■ **AIM OF THE TASK**: Reproduce nothing but the closing run of lines: the line with "Transcribe the text in this document." and each line that follows it to the end of the data.

┄┄┄┄┄┄┄┄┄┄┄┄┄┄┄┄┄┄┄┄

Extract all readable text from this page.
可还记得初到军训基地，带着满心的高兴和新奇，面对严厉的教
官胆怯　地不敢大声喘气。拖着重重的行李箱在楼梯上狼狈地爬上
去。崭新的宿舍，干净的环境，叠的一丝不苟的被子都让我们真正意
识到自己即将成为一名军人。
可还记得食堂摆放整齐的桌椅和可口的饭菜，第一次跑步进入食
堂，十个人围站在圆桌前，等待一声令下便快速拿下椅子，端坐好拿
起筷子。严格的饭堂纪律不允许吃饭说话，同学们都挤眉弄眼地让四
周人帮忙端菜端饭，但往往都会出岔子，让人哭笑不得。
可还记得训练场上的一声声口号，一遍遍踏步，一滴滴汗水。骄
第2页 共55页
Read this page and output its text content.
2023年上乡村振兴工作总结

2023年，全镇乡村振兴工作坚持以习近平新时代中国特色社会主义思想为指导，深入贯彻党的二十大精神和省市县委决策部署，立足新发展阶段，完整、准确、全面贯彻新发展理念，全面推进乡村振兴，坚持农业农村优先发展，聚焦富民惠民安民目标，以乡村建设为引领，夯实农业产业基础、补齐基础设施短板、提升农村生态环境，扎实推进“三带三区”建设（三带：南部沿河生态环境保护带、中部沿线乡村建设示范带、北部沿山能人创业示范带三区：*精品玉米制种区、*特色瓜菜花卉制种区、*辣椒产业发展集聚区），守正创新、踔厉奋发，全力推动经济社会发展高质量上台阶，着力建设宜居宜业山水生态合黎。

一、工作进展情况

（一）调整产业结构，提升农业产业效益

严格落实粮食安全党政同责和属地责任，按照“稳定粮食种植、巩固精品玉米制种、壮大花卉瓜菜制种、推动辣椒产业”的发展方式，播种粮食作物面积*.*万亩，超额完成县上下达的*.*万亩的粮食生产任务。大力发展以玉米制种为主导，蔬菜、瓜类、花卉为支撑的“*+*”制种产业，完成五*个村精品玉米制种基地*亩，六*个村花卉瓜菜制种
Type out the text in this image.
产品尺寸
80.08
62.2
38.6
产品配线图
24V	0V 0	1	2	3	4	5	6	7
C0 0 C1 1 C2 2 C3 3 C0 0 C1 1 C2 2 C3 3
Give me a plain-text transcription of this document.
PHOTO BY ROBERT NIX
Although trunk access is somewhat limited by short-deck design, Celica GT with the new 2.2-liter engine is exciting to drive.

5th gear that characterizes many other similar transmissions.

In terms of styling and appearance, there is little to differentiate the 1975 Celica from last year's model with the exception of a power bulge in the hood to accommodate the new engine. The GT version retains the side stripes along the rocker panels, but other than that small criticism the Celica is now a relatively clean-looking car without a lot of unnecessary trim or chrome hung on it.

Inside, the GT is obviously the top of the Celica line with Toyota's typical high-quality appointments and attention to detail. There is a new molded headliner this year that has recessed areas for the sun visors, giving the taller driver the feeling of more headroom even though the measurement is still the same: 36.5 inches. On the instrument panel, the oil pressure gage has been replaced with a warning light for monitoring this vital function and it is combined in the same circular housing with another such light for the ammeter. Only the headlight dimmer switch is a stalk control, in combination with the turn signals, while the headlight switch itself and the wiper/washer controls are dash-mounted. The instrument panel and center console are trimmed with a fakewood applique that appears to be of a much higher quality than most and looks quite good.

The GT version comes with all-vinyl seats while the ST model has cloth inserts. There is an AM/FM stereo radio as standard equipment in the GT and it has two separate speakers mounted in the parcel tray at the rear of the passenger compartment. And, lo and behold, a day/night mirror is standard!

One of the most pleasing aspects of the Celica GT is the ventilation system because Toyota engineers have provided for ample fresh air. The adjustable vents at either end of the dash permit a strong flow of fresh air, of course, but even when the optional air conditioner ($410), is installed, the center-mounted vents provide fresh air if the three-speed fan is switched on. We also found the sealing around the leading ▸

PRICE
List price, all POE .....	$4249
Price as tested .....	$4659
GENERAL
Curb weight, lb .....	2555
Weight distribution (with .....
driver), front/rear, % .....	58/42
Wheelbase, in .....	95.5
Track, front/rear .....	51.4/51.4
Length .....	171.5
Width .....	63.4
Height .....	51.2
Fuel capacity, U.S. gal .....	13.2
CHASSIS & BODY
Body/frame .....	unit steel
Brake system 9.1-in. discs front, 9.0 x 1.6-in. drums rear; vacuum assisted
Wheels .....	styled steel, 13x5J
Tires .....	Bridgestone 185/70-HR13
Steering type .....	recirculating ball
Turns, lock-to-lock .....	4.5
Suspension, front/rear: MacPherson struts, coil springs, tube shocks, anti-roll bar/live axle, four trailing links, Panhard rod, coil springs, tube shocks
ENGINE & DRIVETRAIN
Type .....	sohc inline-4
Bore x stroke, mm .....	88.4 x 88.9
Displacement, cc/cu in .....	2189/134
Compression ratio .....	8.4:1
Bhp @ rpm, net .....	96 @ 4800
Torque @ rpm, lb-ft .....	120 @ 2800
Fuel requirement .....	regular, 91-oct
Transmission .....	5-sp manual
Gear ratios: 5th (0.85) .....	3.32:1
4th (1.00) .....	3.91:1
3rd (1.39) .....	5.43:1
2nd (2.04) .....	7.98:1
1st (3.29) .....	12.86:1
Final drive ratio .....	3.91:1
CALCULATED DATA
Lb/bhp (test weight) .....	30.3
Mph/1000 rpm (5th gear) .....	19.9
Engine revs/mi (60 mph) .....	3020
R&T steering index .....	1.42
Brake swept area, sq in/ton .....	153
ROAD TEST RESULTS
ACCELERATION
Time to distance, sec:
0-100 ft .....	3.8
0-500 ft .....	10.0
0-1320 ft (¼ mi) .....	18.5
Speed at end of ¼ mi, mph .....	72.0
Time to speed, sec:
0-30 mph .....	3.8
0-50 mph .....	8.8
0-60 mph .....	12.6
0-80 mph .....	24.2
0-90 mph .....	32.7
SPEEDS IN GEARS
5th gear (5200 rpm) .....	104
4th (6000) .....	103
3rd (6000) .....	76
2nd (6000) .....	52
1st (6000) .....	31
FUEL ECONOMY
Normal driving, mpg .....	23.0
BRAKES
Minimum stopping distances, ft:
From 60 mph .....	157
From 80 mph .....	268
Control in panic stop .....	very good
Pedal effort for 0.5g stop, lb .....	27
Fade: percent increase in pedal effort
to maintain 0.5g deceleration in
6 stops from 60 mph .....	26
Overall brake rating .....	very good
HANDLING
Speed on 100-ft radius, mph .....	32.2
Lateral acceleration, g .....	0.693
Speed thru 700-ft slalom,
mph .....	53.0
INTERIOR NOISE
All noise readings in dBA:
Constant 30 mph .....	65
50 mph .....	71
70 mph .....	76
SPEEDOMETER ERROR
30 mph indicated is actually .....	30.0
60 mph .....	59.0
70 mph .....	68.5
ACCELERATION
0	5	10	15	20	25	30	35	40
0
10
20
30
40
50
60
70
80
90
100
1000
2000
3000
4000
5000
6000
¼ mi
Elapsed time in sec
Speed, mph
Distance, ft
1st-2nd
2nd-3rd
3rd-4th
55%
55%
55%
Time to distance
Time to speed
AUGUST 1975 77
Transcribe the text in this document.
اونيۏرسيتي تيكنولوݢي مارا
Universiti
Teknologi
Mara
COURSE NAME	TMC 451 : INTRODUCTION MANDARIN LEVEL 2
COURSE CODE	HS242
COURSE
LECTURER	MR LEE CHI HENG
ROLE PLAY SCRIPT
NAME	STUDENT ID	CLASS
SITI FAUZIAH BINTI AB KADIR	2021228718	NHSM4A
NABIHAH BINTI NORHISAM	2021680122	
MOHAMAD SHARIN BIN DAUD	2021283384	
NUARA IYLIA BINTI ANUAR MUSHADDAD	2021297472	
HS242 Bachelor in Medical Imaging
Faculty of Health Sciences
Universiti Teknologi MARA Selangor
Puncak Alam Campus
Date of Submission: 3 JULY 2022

┄┄┄┄┄┄┄┄┄┄┄┄┄┄┄┄┄┄┄┄

■ **REPLY TO THE TASK**:
Transcribe the text in this document.
اونيۏرسيتي تيكنولوݢي مارا
Universiti
Teknologi
Mara
COURSE NAME	TMC 451 : INTRODUCTION MANDARIN LEVEL 2
COURSE CODE	HS242
COURSE
LECTURER	MR LEE CHI HENG
ROLE PLAY SCRIPT
NAME	STUDENT ID	CLASS
SITI FAUZIAH BINTI AB KADIR	2021228718	NHSM4A
NABIHAH BINTI NORHISAM	2021680122	
MOHAMAD SHARIN BIN DAUD	2021283384	
NUARA IYLIA BINTI ANUAR MUSHADDAD	2021297472	
HS242 Bachelor in Medical Imaging
Faculty of Health Sciences
Universiti Teknologi MARA Selangor
Puncak Alam Campus
Date of Submission: 3 JULY 2022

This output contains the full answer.